What to work on — Spot each line that carries the word "this"; copy those lines.

========================================

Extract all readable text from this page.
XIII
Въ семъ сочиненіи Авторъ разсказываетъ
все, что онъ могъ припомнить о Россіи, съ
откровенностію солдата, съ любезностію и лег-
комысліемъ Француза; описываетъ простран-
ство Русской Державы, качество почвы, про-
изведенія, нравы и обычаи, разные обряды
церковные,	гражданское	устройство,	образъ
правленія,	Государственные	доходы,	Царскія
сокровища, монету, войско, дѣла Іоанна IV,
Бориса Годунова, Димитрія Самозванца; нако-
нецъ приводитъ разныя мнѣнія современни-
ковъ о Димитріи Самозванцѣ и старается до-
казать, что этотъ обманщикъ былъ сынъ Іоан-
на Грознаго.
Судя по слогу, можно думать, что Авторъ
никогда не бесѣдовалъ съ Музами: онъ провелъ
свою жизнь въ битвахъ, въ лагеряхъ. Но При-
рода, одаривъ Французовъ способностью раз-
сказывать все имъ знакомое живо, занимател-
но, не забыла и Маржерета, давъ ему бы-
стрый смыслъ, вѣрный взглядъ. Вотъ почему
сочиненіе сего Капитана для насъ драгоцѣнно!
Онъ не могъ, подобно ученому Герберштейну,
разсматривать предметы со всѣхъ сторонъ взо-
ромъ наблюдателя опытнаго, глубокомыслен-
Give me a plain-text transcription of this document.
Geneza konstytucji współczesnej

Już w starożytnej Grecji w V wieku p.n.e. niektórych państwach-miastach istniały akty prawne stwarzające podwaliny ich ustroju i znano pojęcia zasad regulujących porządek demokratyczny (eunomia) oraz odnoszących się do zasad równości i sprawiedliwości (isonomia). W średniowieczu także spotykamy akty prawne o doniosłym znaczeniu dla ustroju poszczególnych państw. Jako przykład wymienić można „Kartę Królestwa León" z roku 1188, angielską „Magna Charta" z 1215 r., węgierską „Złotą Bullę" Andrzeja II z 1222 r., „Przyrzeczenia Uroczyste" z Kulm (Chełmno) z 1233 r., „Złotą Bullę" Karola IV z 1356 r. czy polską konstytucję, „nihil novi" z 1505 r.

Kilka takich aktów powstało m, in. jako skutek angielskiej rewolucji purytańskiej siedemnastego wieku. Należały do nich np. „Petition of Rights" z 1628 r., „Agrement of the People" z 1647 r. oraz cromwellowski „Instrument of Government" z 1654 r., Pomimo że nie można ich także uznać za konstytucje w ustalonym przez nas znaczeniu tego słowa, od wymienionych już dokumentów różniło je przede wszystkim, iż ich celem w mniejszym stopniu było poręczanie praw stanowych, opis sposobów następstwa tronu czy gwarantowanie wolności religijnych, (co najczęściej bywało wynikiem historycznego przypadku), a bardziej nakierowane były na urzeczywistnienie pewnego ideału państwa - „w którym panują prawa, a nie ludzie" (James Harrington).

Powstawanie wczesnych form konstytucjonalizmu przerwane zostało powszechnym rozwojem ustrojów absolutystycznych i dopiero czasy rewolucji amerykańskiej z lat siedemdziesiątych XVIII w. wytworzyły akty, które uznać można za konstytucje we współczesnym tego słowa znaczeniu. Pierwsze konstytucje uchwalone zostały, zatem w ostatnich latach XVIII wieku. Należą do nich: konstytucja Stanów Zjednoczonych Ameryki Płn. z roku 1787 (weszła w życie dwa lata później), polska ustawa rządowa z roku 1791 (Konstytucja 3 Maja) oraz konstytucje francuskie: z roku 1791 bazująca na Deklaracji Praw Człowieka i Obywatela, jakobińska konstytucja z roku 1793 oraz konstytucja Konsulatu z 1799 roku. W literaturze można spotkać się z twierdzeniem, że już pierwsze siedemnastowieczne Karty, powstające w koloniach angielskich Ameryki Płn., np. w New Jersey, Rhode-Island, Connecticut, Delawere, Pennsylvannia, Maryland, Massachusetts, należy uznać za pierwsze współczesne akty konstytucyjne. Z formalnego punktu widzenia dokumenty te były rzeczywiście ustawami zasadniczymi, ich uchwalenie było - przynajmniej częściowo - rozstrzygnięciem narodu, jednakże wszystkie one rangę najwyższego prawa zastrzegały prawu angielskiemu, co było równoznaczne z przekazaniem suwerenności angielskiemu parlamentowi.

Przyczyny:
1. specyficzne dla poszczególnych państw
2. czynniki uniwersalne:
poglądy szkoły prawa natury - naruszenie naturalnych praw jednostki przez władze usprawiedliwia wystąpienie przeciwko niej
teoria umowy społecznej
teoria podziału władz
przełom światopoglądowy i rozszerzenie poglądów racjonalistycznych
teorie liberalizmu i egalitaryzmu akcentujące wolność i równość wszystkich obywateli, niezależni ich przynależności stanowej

========================================

Task response —
Extract all readable text from this page.
Give me a plain-text transcription of this document.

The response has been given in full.